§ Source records

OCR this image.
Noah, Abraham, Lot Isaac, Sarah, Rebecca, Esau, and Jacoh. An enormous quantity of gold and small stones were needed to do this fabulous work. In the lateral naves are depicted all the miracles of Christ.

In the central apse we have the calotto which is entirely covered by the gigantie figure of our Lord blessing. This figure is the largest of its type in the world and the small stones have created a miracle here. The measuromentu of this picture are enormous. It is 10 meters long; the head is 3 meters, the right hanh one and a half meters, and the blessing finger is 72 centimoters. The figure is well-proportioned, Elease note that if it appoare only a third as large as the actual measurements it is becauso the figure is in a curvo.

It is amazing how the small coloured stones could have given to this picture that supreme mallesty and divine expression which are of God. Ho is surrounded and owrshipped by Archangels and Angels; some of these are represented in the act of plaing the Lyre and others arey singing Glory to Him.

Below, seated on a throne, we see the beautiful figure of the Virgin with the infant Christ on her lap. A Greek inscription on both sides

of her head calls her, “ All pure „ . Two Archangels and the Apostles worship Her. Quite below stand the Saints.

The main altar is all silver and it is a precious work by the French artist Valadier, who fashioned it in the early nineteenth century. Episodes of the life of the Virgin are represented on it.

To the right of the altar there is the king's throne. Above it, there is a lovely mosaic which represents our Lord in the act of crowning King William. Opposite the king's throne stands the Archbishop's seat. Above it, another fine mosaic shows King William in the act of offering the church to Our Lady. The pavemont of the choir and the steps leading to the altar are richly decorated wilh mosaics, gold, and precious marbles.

§ PROBLEM STATEMENT
Find the lines above holding the word "Christ" and show them.

§ SOLUTION FOR THIS TASK
Noah, Abraham, Lot Isaac, Sarah, Rebecca, Esau, and Jacoh. An enormous quantity of gold and small stones were needed to do this fabulous work. In the lateral naves are depicted all the miracles of Christ.
Below, seated on a throne, we see the beautiful figure of the Virgin with the infant Christ on her lap. A Greek inscription on both sides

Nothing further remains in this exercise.